Pull out each line of the records holding the string "with".

====================

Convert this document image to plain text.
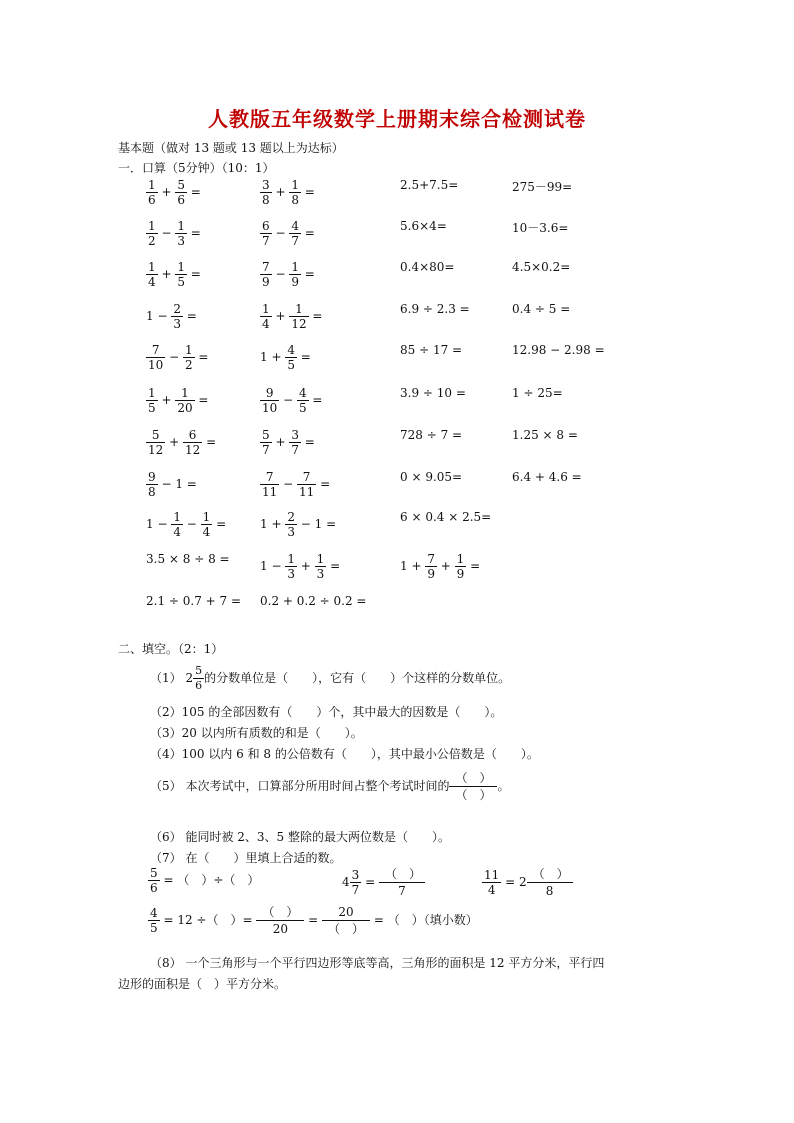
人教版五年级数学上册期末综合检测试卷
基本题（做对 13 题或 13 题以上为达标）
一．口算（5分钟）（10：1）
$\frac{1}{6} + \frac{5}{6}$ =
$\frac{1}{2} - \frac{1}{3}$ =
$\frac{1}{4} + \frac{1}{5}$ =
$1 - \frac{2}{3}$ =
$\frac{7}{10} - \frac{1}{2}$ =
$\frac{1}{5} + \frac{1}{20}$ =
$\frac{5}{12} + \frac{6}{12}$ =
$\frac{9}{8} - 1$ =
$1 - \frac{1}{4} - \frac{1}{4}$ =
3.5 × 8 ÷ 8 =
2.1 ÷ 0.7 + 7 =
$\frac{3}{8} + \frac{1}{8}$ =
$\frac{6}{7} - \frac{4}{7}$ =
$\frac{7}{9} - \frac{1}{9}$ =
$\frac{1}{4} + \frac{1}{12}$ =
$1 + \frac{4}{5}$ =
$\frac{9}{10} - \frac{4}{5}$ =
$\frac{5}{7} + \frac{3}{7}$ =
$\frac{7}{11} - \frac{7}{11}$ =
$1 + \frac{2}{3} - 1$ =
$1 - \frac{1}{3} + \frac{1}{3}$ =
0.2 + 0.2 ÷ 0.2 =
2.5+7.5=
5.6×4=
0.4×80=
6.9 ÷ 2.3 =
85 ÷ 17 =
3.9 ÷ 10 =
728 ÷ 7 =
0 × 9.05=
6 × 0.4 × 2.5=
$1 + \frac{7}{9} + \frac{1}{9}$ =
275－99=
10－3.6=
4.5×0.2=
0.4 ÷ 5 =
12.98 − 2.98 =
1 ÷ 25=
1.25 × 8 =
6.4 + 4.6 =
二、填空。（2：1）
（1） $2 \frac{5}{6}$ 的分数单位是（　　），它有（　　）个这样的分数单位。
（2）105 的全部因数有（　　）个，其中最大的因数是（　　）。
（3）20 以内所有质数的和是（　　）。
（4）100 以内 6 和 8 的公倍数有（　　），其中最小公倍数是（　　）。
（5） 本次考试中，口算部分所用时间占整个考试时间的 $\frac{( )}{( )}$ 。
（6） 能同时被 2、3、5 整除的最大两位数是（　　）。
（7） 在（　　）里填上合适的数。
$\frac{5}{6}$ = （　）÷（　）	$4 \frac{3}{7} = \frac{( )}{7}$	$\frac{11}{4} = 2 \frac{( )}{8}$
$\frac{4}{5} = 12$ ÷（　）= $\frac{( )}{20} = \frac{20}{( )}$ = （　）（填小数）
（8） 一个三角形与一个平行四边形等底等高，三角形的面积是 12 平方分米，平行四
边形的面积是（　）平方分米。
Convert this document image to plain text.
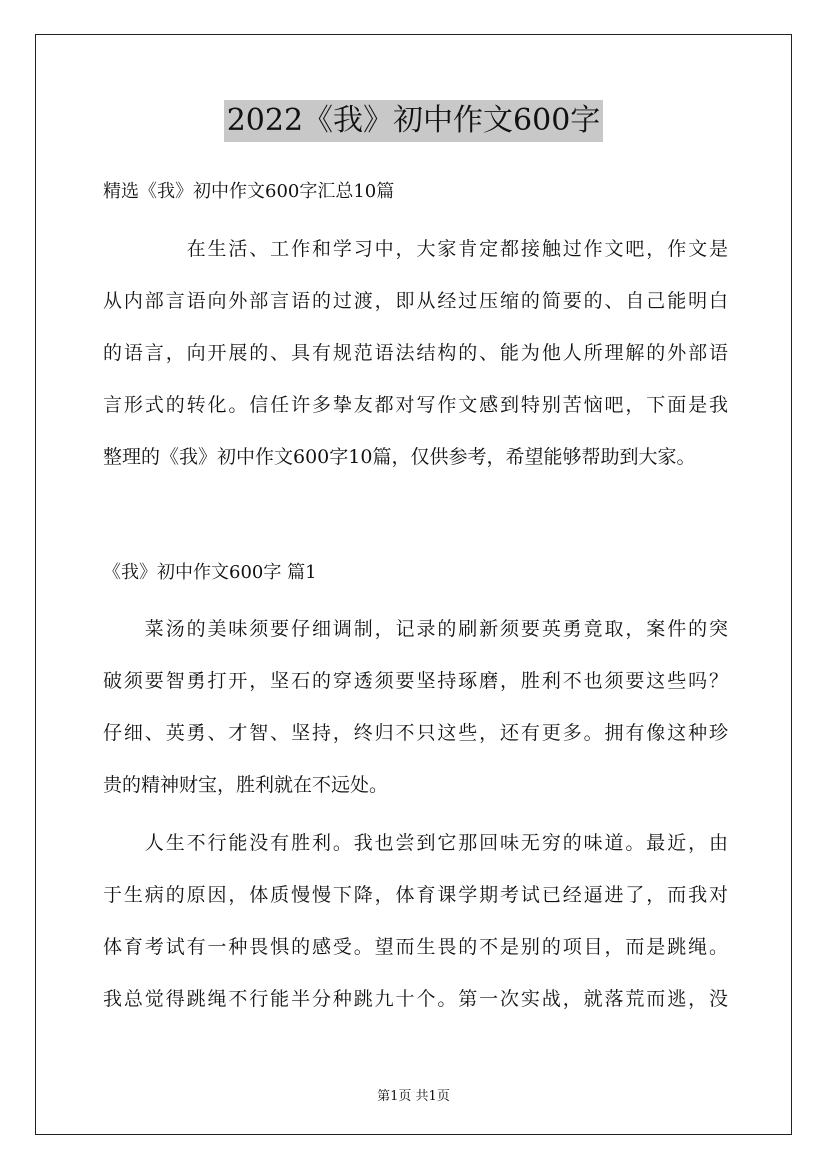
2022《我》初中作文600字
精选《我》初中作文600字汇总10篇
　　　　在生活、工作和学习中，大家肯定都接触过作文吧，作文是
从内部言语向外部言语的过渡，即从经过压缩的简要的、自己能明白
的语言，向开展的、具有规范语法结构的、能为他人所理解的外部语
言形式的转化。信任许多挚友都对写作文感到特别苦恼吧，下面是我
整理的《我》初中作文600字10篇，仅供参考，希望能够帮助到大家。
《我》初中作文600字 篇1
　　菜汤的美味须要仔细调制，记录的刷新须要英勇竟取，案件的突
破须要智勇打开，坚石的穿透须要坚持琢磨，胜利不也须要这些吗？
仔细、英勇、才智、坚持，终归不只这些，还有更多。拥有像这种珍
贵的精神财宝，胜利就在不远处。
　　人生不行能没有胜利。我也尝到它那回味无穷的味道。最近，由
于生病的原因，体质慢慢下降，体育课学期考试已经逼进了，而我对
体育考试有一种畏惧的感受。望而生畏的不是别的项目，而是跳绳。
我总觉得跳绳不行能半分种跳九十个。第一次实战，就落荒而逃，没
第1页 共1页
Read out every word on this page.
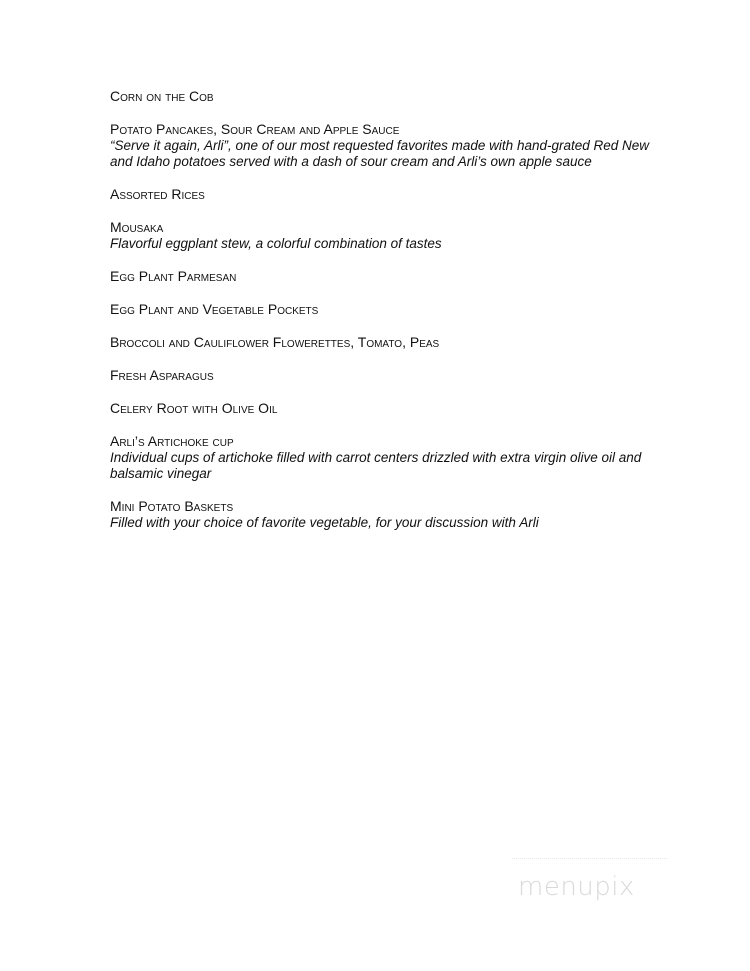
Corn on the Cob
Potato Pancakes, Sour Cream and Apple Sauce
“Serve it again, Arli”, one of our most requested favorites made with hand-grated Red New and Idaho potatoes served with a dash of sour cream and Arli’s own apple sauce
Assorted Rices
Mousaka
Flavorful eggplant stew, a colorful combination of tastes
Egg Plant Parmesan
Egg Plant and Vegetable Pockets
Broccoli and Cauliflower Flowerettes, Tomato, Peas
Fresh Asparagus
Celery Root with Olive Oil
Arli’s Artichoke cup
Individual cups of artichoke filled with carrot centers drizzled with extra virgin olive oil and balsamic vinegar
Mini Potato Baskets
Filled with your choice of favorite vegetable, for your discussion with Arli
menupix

====================

◆ Written reply ◆
“Serve it again, Arli”, one of our most requested favorites made with hand-grated Red New and Idaho potatoes served with a dash of sour cream and Arli’s own apple sauce
Celery Root with Olive Oil
Individual cups of artichoke filled with carrot centers drizzled with extra virgin olive oil and balsamic vinegar
Filled with your choice of favorite vegetable, for your discussion with Arli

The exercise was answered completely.